» **What is required**: Each line of the data that includes the string "this" is to be copied out.

** start of Task inputs **

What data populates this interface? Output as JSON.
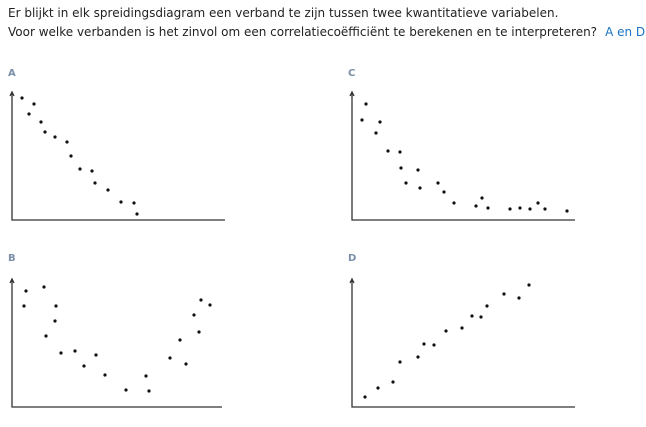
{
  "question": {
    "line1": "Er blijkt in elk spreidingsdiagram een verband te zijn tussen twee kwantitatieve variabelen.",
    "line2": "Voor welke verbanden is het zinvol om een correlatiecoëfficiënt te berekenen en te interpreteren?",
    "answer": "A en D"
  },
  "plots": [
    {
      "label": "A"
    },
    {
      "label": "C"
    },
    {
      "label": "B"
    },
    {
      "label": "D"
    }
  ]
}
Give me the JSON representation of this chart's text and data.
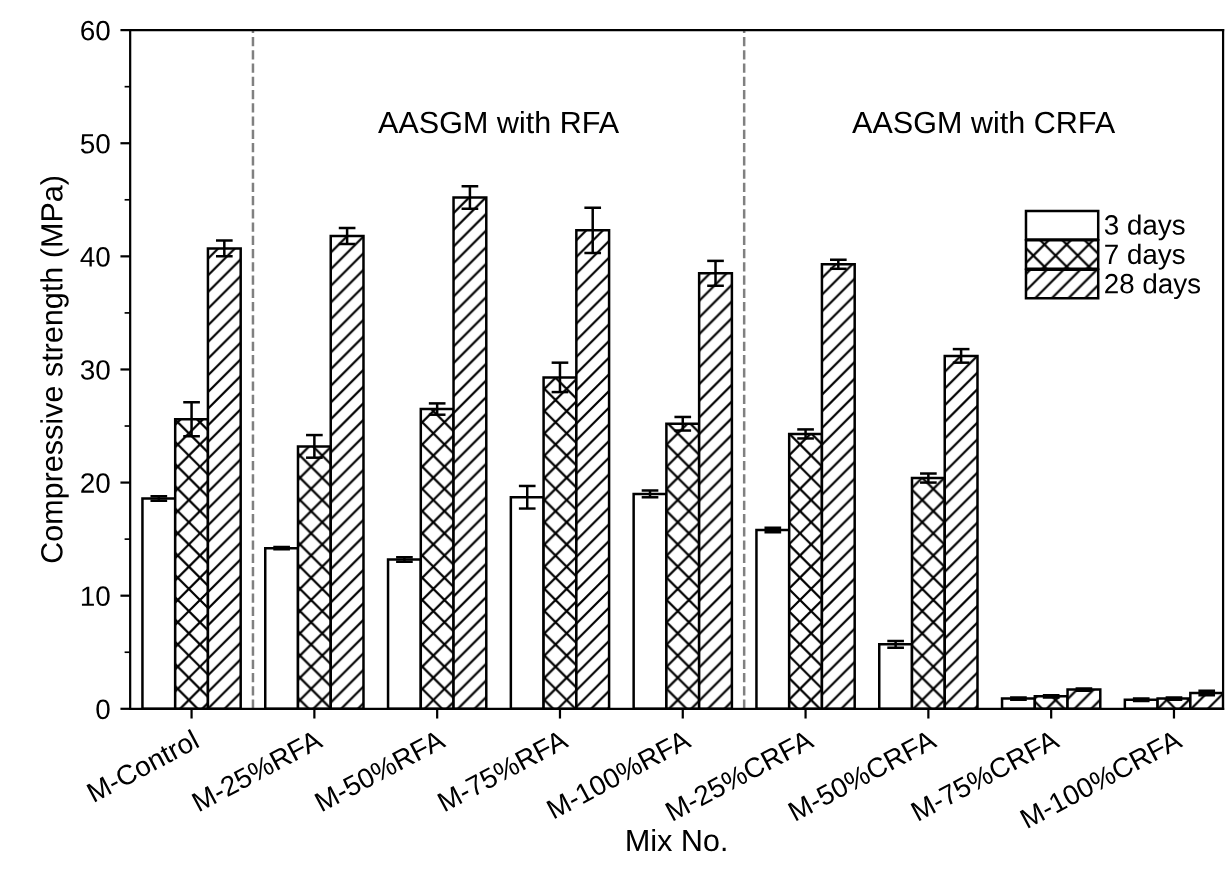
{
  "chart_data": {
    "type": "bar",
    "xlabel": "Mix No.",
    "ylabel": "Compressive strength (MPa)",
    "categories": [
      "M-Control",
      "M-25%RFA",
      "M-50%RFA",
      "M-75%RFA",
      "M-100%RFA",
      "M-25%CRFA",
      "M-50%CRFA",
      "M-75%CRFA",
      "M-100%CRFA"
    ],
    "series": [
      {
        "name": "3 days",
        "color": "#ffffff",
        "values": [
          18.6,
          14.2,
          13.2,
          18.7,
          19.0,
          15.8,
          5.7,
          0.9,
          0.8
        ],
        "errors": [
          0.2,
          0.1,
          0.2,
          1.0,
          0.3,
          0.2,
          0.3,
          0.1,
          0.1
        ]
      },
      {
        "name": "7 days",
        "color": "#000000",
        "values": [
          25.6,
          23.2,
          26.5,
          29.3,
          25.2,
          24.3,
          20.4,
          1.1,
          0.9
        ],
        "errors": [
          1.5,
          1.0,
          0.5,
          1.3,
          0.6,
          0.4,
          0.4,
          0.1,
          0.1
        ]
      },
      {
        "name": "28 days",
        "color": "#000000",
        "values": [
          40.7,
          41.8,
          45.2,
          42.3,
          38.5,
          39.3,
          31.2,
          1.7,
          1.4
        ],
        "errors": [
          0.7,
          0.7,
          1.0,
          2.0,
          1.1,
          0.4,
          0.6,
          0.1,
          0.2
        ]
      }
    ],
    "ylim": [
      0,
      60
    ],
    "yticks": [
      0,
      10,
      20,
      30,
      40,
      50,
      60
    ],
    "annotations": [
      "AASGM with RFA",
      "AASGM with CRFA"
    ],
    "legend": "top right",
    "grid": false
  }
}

** end of Task inputs **
** start of Task inputs **

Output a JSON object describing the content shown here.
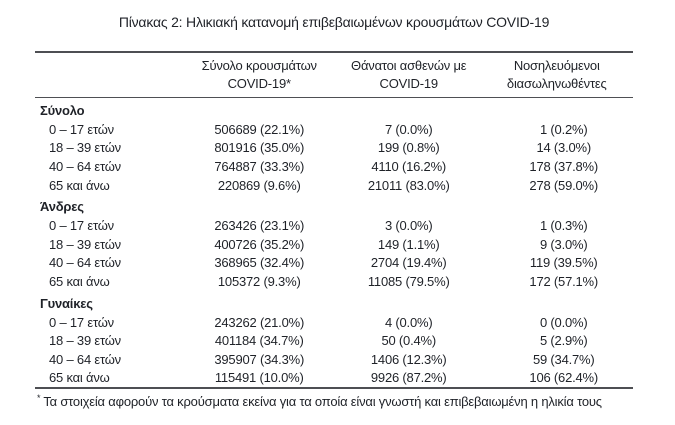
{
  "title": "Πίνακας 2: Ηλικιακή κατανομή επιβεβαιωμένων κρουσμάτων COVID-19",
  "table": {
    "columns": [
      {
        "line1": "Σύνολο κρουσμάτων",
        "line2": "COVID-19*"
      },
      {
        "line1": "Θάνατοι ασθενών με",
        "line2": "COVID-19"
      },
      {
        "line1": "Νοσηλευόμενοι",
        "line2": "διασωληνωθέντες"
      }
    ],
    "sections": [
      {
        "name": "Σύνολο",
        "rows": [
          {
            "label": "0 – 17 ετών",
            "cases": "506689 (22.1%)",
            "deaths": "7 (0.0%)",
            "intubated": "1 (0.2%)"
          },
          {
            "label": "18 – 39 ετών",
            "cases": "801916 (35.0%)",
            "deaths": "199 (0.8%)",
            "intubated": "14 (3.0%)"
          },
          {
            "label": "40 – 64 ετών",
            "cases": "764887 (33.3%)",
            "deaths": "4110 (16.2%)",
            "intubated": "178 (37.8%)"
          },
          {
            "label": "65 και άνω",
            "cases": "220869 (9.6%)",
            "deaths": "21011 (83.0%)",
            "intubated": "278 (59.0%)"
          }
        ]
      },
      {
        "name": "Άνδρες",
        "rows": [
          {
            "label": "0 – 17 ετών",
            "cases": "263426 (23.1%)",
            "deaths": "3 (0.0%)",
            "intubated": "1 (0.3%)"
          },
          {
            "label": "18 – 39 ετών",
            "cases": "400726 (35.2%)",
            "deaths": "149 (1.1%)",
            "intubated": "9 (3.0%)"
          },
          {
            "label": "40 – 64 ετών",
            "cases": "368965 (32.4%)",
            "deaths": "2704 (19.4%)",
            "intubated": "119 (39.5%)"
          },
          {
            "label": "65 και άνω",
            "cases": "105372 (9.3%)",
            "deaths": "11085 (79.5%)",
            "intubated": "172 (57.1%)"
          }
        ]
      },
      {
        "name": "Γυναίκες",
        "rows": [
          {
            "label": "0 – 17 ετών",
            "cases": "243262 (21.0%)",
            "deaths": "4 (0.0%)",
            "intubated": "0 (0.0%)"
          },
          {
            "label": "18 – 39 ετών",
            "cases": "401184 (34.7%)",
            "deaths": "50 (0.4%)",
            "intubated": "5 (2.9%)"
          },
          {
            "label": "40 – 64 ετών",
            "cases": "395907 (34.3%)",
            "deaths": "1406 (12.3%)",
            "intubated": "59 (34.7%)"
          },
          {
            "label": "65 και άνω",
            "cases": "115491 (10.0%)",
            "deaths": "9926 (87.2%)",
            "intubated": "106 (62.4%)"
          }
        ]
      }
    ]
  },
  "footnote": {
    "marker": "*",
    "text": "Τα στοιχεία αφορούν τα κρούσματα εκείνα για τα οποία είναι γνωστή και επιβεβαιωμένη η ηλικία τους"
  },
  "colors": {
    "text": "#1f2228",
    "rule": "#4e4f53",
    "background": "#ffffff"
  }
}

** end of Task inputs **
** start of Task inputs **

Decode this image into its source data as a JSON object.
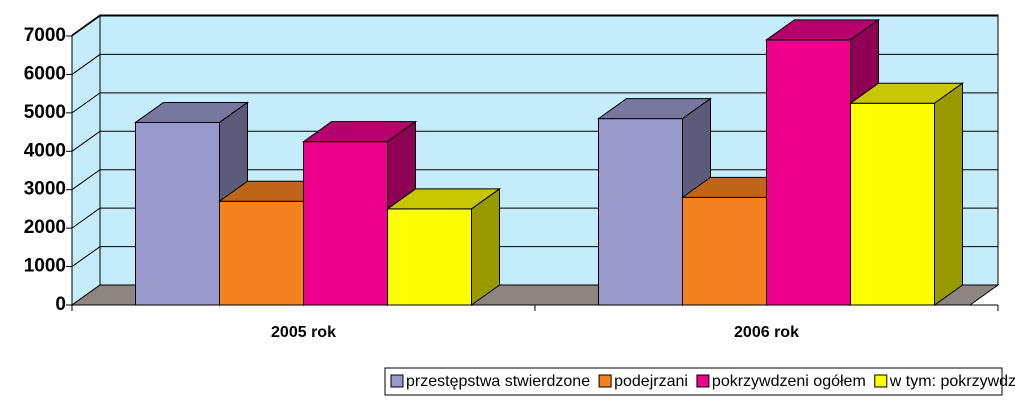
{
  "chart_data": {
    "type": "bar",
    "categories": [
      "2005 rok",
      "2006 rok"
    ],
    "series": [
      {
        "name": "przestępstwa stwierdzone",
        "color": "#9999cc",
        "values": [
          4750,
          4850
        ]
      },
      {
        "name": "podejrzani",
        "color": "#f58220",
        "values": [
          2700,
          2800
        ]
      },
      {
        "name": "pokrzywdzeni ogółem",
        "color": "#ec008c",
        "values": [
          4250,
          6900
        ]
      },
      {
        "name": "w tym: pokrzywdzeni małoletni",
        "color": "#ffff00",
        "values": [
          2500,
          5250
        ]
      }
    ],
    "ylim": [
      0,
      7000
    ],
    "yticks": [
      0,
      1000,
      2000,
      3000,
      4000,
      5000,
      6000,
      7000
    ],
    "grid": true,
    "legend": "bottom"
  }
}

** end of Task inputs **

» **The reply**:
What data populates this interface? Output as JSON.
Give me the JSON representation of this chart's text and data.
Decode this image into its source data as a JSON object.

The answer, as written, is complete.